Data excerpts:
□ □ □
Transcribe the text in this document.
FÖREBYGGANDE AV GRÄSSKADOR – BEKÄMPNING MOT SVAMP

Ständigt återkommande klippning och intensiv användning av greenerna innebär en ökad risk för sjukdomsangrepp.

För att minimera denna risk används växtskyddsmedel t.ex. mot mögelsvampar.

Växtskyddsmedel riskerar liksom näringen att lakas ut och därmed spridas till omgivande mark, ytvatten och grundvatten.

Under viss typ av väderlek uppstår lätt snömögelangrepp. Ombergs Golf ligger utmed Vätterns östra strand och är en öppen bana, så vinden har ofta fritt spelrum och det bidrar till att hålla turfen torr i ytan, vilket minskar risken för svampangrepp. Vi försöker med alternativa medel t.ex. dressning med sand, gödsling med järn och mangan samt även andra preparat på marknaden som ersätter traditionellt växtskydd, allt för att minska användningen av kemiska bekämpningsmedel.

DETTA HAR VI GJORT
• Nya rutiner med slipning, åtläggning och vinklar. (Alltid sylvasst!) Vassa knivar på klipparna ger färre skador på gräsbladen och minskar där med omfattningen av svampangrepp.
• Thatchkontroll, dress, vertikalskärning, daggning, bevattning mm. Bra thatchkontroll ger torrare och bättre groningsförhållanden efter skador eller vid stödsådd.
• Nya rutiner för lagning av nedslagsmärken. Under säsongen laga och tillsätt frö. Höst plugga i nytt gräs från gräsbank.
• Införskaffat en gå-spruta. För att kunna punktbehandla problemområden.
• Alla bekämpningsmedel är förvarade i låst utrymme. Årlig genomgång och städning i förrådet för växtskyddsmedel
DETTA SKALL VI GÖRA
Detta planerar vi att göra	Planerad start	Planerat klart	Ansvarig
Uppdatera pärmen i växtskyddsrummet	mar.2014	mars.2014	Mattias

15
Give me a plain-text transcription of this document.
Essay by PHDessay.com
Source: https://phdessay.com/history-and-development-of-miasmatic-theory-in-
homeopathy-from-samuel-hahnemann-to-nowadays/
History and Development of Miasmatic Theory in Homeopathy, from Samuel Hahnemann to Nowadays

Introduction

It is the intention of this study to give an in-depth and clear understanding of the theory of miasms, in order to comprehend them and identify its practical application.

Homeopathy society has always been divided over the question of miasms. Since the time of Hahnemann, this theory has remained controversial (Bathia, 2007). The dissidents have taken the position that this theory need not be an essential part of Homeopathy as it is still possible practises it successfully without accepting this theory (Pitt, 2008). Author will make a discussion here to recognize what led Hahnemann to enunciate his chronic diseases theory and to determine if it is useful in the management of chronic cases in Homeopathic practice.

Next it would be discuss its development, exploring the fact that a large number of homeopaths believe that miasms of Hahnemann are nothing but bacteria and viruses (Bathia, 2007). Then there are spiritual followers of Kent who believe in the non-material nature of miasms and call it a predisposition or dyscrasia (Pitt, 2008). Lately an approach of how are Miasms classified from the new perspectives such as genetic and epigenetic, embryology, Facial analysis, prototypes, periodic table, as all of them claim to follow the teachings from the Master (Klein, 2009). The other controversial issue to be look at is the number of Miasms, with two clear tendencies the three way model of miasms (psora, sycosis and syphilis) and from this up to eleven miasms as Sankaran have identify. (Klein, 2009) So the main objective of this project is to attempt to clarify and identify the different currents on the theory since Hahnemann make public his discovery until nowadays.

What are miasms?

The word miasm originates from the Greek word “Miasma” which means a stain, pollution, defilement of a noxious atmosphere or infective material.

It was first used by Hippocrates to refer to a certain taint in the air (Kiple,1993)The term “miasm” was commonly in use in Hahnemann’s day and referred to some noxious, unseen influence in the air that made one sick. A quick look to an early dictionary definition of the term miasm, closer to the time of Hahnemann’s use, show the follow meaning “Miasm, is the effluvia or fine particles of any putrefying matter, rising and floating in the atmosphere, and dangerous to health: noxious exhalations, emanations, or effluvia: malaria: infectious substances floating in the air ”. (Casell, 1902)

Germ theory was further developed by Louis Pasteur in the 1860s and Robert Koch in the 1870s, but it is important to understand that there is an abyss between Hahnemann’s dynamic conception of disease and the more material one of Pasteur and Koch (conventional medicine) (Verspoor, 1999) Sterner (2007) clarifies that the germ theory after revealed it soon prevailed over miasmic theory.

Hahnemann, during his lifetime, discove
□ □ □
■ **WORK TO BE COMPLETED**
Set down all the data exactly as given.

■ **EXPECTED ANSWER**
Transcribe the text in this document.
FÖREBYGGANDE AV GRÄSSKADOR – BEKÄMPNING MOT SVAMP

Ständigt återkommande klippning och intensiv användning av greenerna innebär en ökad risk för sjukdomsangrepp.

För att minimera denna risk används växtskyddsmedel t.ex. mot mögelsvampar.

Växtskyddsmedel riskerar liksom näringen att lakas ut och därmed spridas till omgivande mark, ytvatten och grundvatten.

Under viss typ av väderlek uppstår lätt snömögelangrepp. Ombergs Golf ligger utmed Vätterns östra strand och är en öppen bana, så vinden har ofta fritt spelrum och det bidrar till att hålla turfen torr i ytan, vilket minskar risken för svampangrepp. Vi försöker med alternativa medel t.ex. dressning med sand, gödsling med järn och mangan samt även andra preparat på marknaden som ersätter traditionellt växtskydd, allt för att minska användningen av kemiska bekämpningsmedel.

DETTA HAR VI GJORT
• Nya rutiner med slipning, åtläggning och vinklar. (Alltid sylvasst!) Vassa knivar på klipparna ger färre skador på gräsbladen och minskar där med omfattningen av svampangrepp.
• Thatchkontroll, dress, vertikalskärning, daggning, bevattning mm. Bra thatchkontroll ger torrare och bättre groningsförhållanden efter skador eller vid stödsådd.
• Nya rutiner för lagning av nedslagsmärken. Under säsongen laga och tillsätt frö. Höst plugga i nytt gräs från gräsbank.
• Införskaffat en gå-spruta. För att kunna punktbehandla problemområden.
• Alla bekämpningsmedel är förvarade i låst utrymme. Årlig genomgång och städning i förrådet för växtskyddsmedel
DETTA SKALL VI GÖRA
Detta planerar vi att göra	Planerad start	Planerat klart	Ansvarig
Uppdatera pärmen i växtskyddsrummet	mar.2014	mars.2014	Mattias

15
Give me a plain-text transcription of this document.
Essay by PHDessay.com
Source: https://phdessay.com/history-and-development-of-miasmatic-theory-in-
homeopathy-from-samuel-hahnemann-to-nowadays/
History and Development of Miasmatic Theory in Homeopathy, from Samuel Hahnemann to Nowadays

Introduction

It is the intention of this study to give an in-depth and clear understanding of the theory of miasms, in order to comprehend them and identify its practical application.

Homeopathy society has always been divided over the question of miasms. Since the time of Hahnemann, this theory has remained controversial (Bathia, 2007). The dissidents have taken the position that this theory need not be an essential part of Homeopathy as it is still possible practises it successfully without accepting this theory (Pitt, 2008). Author will make a discussion here to recognize what led Hahnemann to enunciate his chronic diseases theory and to determine if it is useful in the management of chronic cases in Homeopathic practice.

Next it would be discuss its development, exploring the fact that a large number of homeopaths believe that miasms of Hahnemann are nothing but bacteria and viruses (Bathia, 2007). Then there are spiritual followers of Kent who believe in the non-material nature of miasms and call it a predisposition or dyscrasia (Pitt, 2008). Lately an approach of how are Miasms classified from the new perspectives such as genetic and epigenetic, embryology, Facial analysis, prototypes, periodic table, as all of them claim to follow the teachings from the Master (Klein, 2009). The other controversial issue to be look at is the number of Miasms, with two clear tendencies the three way model of miasms (psora, sycosis and syphilis) and from this up to eleven miasms as Sankaran have identify. (Klein, 2009) So the main objective of this project is to attempt to clarify and identify the different currents on the theory since Hahnemann make public his discovery until nowadays.

What are miasms?

The word miasm originates from the Greek word “Miasma” which means a stain, pollution, defilement of a noxious atmosphere or infective material.

It was first used by Hippocrates to refer to a certain taint in the air (Kiple,1993)The term “miasm” was commonly in use in Hahnemann’s day and referred to some noxious, unseen influence in the air that made one sick. A quick look to an early dictionary definition of the term miasm, closer to the time of Hahnemann’s use, show the follow meaning “Miasm, is the effluvia or fine particles of any putrefying matter, rising and floating in the atmosphere, and dangerous to health: noxious exhalations, emanations, or effluvia: malaria: infectious substances floating in the air ”. (Casell, 1902)

Germ theory was further developed by Louis Pasteur in the 1860s and Robert Koch in the 1870s, but it is important to understand that there is an abyss between Hahnemann’s dynamic conception of disease and the more material one of Pasteur and Koch (conventional medicine) (Verspoor, 1999) Sterner (2007) clarifies that the germ theory after revealed it soon prevailed over miasmic theory.

Hahnemann, during his lifetime, discove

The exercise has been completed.